» Problem to work on:
Reproduce the following material verbatim, preserving every line in its original order.
[Start of Data supplied]
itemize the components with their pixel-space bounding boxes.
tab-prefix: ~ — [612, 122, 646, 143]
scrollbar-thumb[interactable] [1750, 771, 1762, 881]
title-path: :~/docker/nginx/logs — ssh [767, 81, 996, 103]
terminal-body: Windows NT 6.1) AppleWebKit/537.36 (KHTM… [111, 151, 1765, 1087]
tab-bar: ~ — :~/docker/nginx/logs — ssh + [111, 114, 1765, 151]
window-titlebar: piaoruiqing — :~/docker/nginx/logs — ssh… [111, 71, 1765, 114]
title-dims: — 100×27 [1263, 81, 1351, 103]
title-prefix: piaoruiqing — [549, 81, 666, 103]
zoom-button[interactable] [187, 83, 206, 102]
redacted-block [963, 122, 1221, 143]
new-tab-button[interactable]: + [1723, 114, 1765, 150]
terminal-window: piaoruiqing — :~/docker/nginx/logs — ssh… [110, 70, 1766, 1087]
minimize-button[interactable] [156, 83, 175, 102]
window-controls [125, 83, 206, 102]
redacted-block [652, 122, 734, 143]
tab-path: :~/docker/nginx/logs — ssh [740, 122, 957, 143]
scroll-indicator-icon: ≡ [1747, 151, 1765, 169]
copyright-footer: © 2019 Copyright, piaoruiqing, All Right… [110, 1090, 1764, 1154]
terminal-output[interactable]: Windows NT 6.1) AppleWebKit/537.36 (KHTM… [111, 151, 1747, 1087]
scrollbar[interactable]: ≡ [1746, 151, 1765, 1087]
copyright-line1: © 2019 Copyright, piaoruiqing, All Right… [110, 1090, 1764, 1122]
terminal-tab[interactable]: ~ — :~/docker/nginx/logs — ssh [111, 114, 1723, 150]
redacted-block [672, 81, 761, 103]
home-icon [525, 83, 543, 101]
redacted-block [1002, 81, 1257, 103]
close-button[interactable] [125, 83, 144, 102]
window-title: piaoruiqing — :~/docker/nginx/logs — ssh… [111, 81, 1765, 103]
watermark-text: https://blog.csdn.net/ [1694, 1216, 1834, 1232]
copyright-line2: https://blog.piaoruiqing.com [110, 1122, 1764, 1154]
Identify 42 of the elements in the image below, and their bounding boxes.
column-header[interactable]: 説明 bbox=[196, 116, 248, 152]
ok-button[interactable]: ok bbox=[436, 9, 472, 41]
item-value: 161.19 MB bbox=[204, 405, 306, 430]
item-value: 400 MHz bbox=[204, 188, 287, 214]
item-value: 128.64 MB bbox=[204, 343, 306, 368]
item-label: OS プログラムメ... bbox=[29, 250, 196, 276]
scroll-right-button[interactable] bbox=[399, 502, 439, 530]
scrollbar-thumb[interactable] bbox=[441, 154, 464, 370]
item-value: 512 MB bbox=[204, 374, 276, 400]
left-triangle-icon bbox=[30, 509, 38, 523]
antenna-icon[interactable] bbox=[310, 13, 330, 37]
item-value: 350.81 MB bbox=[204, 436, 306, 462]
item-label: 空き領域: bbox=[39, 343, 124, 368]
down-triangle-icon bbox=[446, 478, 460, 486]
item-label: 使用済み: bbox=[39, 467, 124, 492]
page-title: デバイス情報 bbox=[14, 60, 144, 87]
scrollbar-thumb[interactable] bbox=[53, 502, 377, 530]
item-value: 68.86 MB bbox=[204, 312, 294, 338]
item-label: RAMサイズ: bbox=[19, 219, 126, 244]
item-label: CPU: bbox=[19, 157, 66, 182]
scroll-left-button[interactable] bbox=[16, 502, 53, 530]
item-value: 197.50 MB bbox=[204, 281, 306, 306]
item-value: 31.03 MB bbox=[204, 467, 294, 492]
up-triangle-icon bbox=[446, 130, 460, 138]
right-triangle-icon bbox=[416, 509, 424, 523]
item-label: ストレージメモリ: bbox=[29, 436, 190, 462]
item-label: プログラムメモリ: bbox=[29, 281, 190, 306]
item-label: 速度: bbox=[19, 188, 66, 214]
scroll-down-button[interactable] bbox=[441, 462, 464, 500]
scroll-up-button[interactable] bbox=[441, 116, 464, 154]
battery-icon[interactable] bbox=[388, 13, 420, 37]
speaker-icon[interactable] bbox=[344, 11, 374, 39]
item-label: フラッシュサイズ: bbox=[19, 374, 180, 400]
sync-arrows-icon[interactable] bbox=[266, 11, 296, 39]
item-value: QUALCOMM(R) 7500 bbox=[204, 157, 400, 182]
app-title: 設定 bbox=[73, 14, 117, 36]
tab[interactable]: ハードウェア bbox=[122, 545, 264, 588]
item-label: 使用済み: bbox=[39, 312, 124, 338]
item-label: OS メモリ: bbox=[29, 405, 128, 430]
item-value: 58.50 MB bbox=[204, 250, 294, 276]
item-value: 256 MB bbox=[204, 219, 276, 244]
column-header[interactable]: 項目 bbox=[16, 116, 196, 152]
[End of Data supplied]
» Solution for this task:
itemize the components with their pixel-space bounding boxes.
tab-prefix: ~ — [612, 122, 646, 143]
scrollbar-thumb[interactable] [1750, 771, 1762, 881]
title-path: :~/docker/nginx/logs — ssh [767, 81, 996, 103]
terminal-body: Windows NT 6.1) AppleWebKit/537.36 (KHTM… [111, 151, 1765, 1087]
tab-bar: ~ — :~/docker/nginx/logs — ssh + [111, 114, 1765, 151]
window-titlebar: piaoruiqing — :~/docker/nginx/logs — ssh… [111, 71, 1765, 114]
title-dims: — 100×27 [1263, 81, 1351, 103]
title-prefix: piaoruiqing — [549, 81, 666, 103]
zoom-button[interactable] [187, 83, 206, 102]
redacted-block [963, 122, 1221, 143]
new-tab-button[interactable]: + [1723, 114, 1765, 150]
terminal-window: piaoruiqing — :~/docker/nginx/logs — ssh… [110, 70, 1766, 1087]
minimize-button[interactable] [156, 83, 175, 102]
window-controls [125, 83, 206, 102]
redacted-block [652, 122, 734, 143]
tab-path: :~/docker/nginx/logs — ssh [740, 122, 957, 143]
scroll-indicator-icon: ≡ [1747, 151, 1765, 169]
copyright-footer: © 2019 Copyright, piaoruiqing, All Right… [110, 1090, 1764, 1154]
terminal-output[interactable]: Windows NT 6.1) AppleWebKit/537.36 (KHTM… [111, 151, 1747, 1087]
scrollbar[interactable]: ≡ [1746, 151, 1765, 1087]
copyright-line1: © 2019 Copyright, piaoruiqing, All Right… [110, 1090, 1764, 1122]
terminal-tab[interactable]: ~ — :~/docker/nginx/logs — ssh [111, 114, 1723, 150]
redacted-block [672, 81, 761, 103]
home-icon [525, 83, 543, 101]
redacted-block [1002, 81, 1257, 103]
close-button[interactable] [125, 83, 144, 102]
window-title: piaoruiqing — :~/docker/nginx/logs — ssh… [111, 81, 1765, 103]
watermark-text: https://blog.csdn.net/ [1694, 1216, 1834, 1232]
copyright-line2: https://blog.piaoruiqing.com [110, 1122, 1764, 1154]
Identify 42 of the elements in the image below, and their bounding boxes.
column-header[interactable]: 説明 bbox=[196, 116, 248, 152]
ok-button[interactable]: ok bbox=[436, 9, 472, 41]
item-value: 161.19 MB bbox=[204, 405, 306, 430]
item-value: 400 MHz bbox=[204, 188, 287, 214]
item-value: 128.64 MB bbox=[204, 343, 306, 368]
item-label: OS プログラムメ... bbox=[29, 250, 196, 276]
scroll-right-button[interactable] bbox=[399, 502, 439, 530]
scrollbar-thumb[interactable] bbox=[441, 154, 464, 370]
item-value: 512 MB bbox=[204, 374, 276, 400]
left-triangle-icon bbox=[30, 509, 38, 523]
antenna-icon[interactable] bbox=[310, 13, 330, 37]
item-value: 350.81 MB bbox=[204, 436, 306, 462]
item-label: 空き領域: bbox=[39, 343, 124, 368]
down-triangle-icon bbox=[446, 478, 460, 486]
item-label: 使用済み: bbox=[39, 467, 124, 492]
page-title: デバイス情報 bbox=[14, 60, 144, 87]
scrollbar-thumb[interactable] bbox=[53, 502, 377, 530]
item-value: 68.86 MB bbox=[204, 312, 294, 338]
item-label: RAMサイズ: bbox=[19, 219, 126, 244]
item-label: CPU: bbox=[19, 157, 66, 182]
scroll-left-button[interactable] bbox=[16, 502, 53, 530]
item-value: 197.50 MB bbox=[204, 281, 306, 306]
item-value: 31.03 MB bbox=[204, 467, 294, 492]
up-triangle-icon bbox=[446, 130, 460, 138]
right-triangle-icon bbox=[416, 509, 424, 523]
item-label: ストレージメモリ: bbox=[29, 436, 190, 462]
item-label: プログラムメモリ: bbox=[29, 281, 190, 306]
item-label: 速度: bbox=[19, 188, 66, 214]
scroll-down-button[interactable] bbox=[441, 462, 464, 500]
scroll-up-button[interactable] bbox=[441, 116, 464, 154]
battery-icon[interactable] bbox=[388, 13, 420, 37]
speaker-icon[interactable] bbox=[344, 11, 374, 39]
item-label: フラッシュサイズ: bbox=[19, 374, 180, 400]
sync-arrows-icon[interactable] bbox=[266, 11, 296, 39]
item-value: QUALCOMM(R) 7500 bbox=[204, 157, 400, 182]
app-title: 設定 bbox=[73, 14, 117, 36]
tab[interactable]: ハードウェア bbox=[122, 545, 264, 588]
item-label: 使用済み: bbox=[39, 312, 124, 338]
item-label: OS メモリ: bbox=[29, 405, 128, 430]
item-value: 58.50 MB bbox=[204, 250, 294, 276]
item-value: 256 MB bbox=[204, 219, 276, 244]
column-header[interactable]: 項目 bbox=[16, 116, 196, 152]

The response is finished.